◆ **Work instructions**
Scan the following material for the string "from" and copy each line in which it appears.

◆ **Dataset excerpt**
-*-
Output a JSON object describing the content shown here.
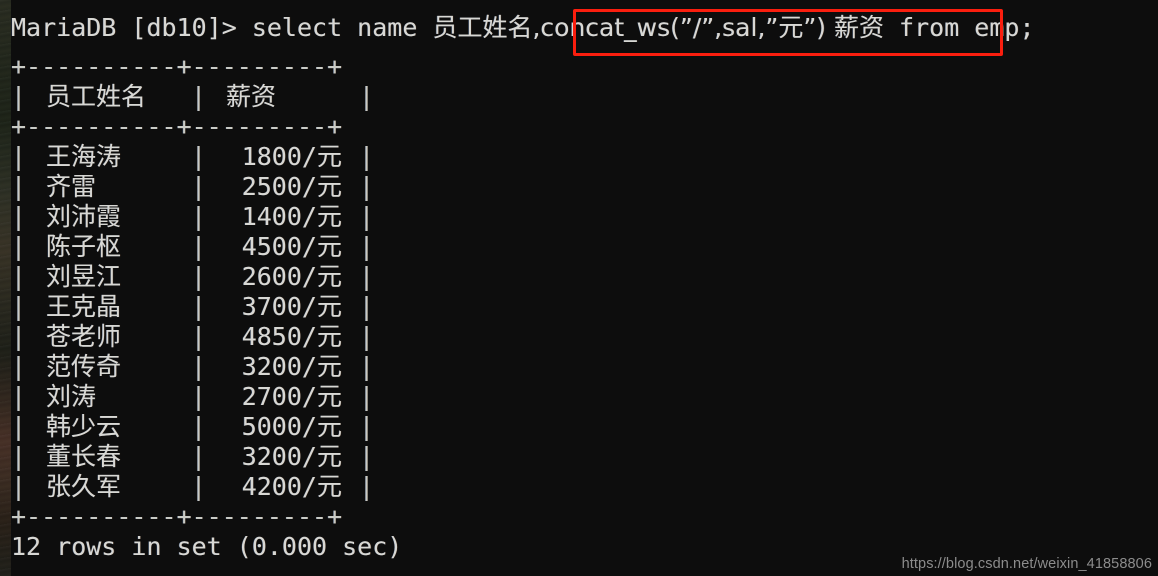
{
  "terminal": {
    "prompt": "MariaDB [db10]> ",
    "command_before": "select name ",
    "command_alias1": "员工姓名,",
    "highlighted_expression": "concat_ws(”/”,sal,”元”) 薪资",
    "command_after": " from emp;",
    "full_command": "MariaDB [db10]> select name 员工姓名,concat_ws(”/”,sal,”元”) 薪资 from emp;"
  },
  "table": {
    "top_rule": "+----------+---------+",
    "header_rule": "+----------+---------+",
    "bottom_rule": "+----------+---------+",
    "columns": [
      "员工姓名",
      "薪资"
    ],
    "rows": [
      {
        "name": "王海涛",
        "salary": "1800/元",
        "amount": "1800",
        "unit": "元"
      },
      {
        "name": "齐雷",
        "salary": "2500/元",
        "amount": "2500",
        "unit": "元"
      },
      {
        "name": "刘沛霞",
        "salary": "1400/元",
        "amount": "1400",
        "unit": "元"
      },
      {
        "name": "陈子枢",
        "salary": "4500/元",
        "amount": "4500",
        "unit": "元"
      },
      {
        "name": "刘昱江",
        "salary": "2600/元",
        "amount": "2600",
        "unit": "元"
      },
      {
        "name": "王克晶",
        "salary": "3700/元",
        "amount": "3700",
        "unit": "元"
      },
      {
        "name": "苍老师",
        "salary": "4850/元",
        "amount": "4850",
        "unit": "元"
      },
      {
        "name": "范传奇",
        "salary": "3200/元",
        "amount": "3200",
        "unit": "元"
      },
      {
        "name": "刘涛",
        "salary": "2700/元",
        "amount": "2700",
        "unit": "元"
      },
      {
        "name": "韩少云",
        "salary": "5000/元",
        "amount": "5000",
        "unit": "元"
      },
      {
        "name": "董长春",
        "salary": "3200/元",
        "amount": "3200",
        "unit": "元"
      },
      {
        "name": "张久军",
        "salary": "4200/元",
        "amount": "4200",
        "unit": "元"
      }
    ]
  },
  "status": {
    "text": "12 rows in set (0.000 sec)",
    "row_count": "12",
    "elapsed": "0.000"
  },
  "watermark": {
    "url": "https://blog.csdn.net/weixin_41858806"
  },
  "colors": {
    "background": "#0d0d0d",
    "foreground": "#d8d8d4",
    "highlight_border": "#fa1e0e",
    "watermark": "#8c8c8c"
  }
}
-*-
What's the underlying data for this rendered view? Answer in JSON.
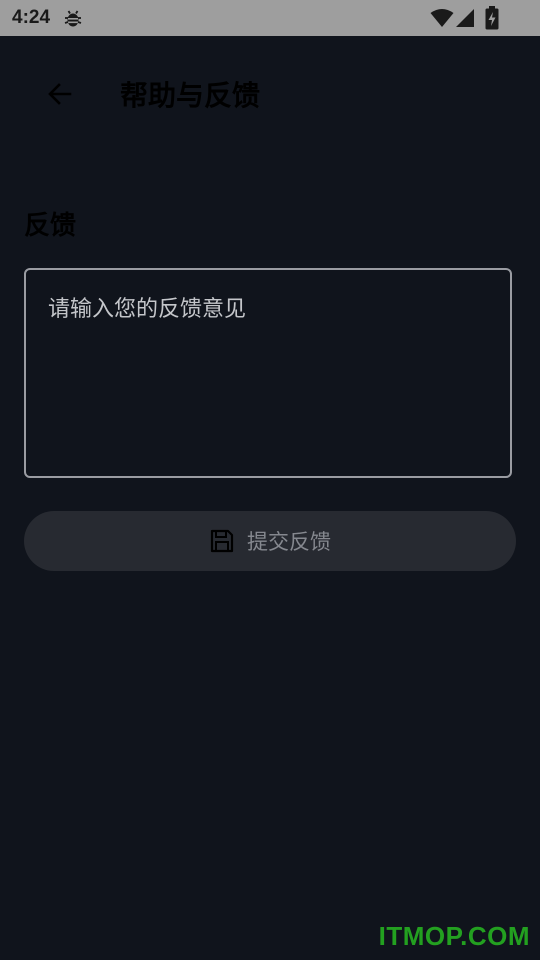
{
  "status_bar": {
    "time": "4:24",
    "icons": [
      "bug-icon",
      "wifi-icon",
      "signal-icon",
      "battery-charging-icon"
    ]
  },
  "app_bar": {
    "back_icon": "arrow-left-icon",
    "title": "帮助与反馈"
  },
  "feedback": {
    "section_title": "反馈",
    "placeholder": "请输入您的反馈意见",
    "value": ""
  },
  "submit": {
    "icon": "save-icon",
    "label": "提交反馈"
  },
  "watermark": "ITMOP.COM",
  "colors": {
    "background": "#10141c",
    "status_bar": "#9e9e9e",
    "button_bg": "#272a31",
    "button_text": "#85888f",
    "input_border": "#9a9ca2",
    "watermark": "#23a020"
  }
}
-*-
◆ **The answer**
    "command_after": " from emp;",
    "full_command": "MariaDB [db10]> select name 员工姓名,concat_ws(”/”,sal,”元”) 薪资 from emp;"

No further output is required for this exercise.